■ WHAT IS ASKED
Could you change "option-meta" to "option-value" in the stretch of records from the line containing "option-label-wrap: Данные автозаполнения" through the line containing "more-icon[interactable]: ••• (22, 1132, 56, 1162)", and return only those lines with nothing else altered?
· · · · ·
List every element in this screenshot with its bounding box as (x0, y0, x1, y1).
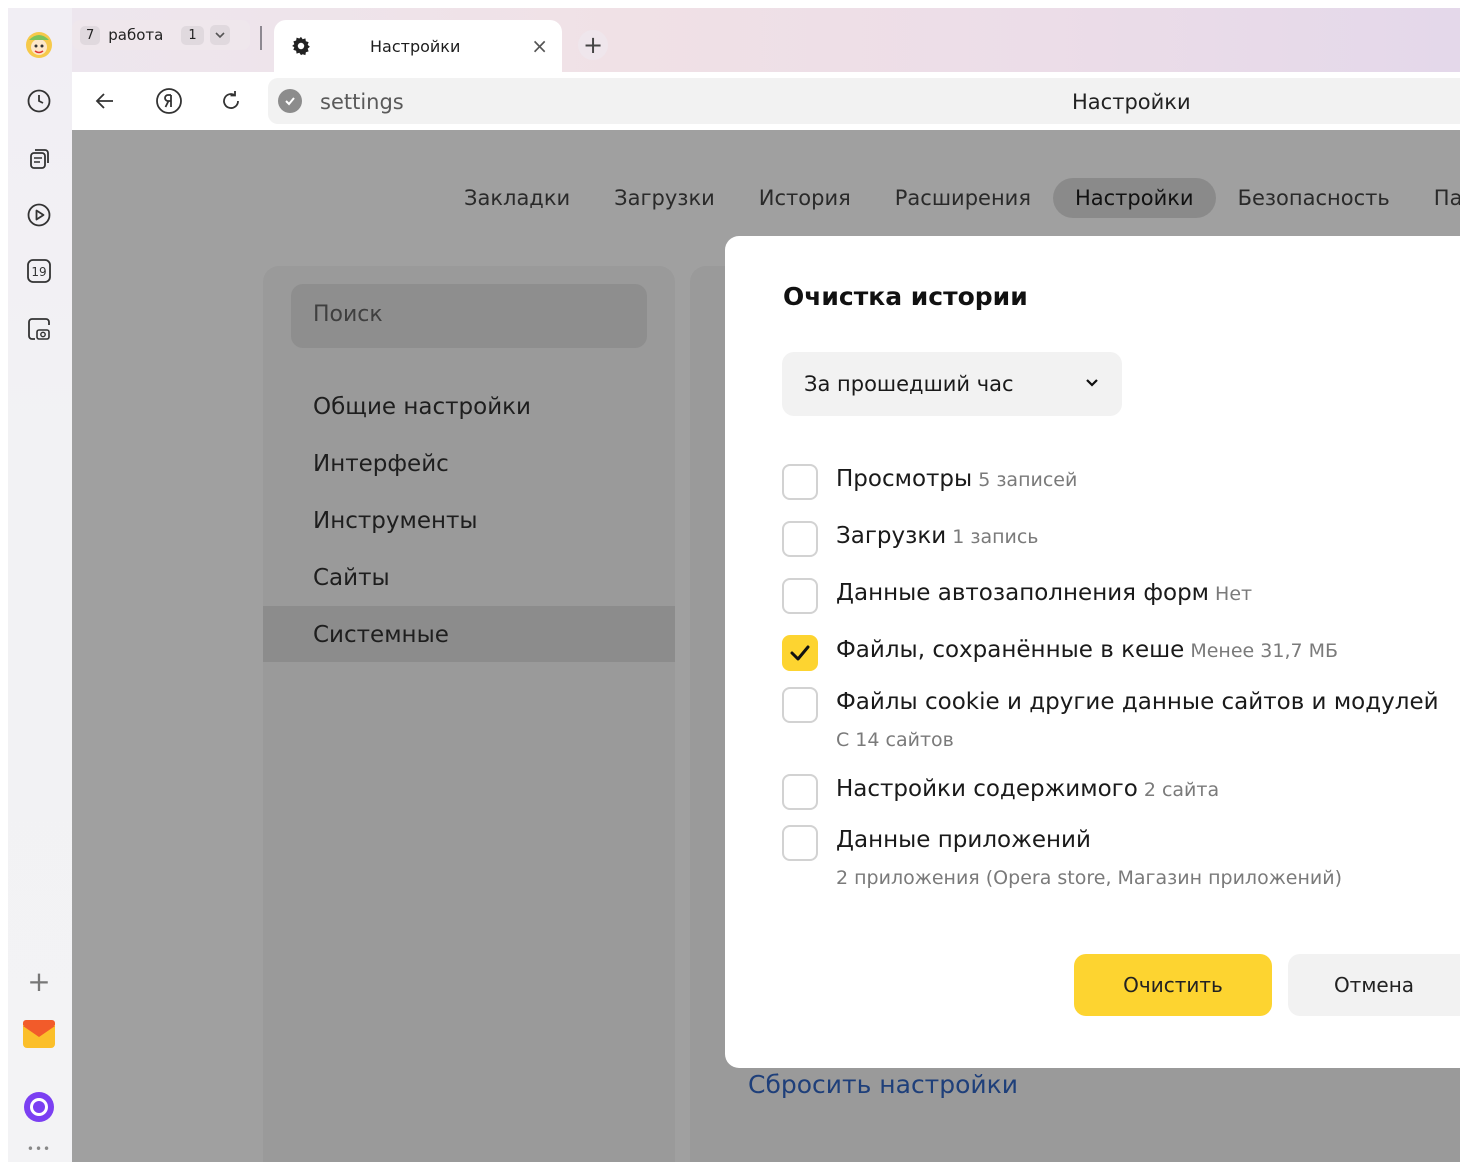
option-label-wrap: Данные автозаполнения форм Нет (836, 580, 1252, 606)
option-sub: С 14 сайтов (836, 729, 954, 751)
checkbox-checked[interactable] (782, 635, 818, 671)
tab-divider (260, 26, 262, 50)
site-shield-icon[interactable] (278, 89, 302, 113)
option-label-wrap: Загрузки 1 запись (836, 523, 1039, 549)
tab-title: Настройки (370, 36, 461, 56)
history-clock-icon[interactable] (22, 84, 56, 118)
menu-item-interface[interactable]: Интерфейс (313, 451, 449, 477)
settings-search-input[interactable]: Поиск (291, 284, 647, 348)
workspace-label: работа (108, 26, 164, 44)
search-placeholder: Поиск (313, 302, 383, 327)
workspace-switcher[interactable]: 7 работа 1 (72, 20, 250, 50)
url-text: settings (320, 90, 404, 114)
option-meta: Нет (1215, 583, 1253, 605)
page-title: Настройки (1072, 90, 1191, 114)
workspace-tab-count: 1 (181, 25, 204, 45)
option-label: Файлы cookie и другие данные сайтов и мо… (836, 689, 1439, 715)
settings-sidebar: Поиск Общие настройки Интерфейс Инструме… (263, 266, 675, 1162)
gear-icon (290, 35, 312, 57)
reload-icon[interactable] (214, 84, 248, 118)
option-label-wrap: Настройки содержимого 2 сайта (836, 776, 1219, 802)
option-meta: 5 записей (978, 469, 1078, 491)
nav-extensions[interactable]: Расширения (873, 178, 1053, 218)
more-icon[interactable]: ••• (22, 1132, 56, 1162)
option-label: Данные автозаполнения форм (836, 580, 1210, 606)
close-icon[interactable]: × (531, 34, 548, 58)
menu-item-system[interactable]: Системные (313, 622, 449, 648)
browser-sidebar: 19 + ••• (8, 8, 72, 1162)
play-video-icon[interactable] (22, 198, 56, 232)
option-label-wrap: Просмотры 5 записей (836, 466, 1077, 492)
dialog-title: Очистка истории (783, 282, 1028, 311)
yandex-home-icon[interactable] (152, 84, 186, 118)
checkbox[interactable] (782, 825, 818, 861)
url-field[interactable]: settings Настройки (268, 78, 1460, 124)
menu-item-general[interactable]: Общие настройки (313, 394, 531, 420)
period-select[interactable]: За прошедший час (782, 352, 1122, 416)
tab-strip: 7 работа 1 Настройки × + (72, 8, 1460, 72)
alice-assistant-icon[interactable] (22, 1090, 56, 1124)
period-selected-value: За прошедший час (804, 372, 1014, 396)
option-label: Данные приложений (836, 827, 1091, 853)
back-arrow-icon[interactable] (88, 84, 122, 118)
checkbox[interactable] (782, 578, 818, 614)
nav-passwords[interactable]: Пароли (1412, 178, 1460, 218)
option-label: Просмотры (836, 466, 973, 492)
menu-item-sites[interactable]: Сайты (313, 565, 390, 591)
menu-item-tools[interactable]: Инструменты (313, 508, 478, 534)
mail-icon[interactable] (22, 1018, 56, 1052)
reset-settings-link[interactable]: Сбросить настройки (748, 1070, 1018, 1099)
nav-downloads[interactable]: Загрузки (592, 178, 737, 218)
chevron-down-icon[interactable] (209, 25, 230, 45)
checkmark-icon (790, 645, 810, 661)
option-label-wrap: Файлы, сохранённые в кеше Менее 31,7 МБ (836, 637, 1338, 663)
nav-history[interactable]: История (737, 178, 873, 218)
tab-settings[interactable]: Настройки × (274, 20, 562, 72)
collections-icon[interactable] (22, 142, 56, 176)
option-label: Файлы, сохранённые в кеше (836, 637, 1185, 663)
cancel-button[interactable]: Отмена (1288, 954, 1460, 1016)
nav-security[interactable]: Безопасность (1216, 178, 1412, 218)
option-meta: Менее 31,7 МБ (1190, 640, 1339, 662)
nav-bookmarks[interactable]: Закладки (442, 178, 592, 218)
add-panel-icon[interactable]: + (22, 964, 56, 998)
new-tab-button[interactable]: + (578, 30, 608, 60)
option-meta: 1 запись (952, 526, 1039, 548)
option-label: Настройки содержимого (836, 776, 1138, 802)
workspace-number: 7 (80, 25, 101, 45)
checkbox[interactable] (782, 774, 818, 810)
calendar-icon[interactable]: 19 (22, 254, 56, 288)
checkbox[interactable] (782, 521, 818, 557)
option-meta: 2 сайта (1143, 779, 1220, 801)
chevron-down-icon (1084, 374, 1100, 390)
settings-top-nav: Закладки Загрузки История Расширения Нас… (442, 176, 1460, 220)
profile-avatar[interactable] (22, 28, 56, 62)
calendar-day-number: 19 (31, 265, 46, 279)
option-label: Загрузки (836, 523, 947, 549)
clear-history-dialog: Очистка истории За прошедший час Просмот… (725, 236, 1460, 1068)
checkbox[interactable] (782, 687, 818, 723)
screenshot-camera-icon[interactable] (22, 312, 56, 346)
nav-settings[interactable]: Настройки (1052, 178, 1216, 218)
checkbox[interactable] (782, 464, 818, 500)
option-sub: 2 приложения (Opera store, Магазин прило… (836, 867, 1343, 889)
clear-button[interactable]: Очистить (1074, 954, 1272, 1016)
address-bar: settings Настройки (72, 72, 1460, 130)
· · · · ·
■ WRITTEN SOLUTION
option-label-wrap: Данные автозаполнения форм Нет (836, 580, 1252, 606)
option-sub: С 14 сайтов (836, 729, 954, 751)
checkbox-checked[interactable] (782, 635, 818, 671)
tab-divider (260, 26, 262, 50)
site-shield-icon[interactable] (278, 89, 302, 113)
option-label-wrap: Загрузки 1 запись (836, 523, 1039, 549)
tab-title: Настройки (370, 36, 461, 56)
history-clock-icon[interactable] (22, 84, 56, 118)
menu-item-interface[interactable]: Интерфейс (313, 451, 449, 477)
settings-search-input[interactable]: Поиск (291, 284, 647, 348)
workspace-label: работа (108, 26, 164, 44)
search-placeholder: Поиск (313, 302, 383, 327)
workspace-switcher[interactable]: 7 работа 1 (72, 20, 250, 50)
url-text: settings (320, 90, 404, 114)
option-value: Нет (1215, 583, 1253, 605)
page-title: Настройки (1072, 90, 1191, 114)
workspace-tab-count: 1 (181, 25, 204, 45)
option-label: Файлы cookie и другие данные сайтов и мо… (836, 689, 1439, 715)
settings-sidebar: Поиск Общие настройки Интерфейс Инструме… (263, 266, 675, 1162)
gear-icon (290, 35, 312, 57)
reload-icon[interactable] (214, 84, 248, 118)
option-label-wrap: Настройки содержимого 2 сайта (836, 776, 1219, 802)
option-value: 5 записей (978, 469, 1078, 491)
nav-extensions[interactable]: Расширения (873, 178, 1053, 218)
more-icon[interactable]: ••• (22, 1132, 56, 1162)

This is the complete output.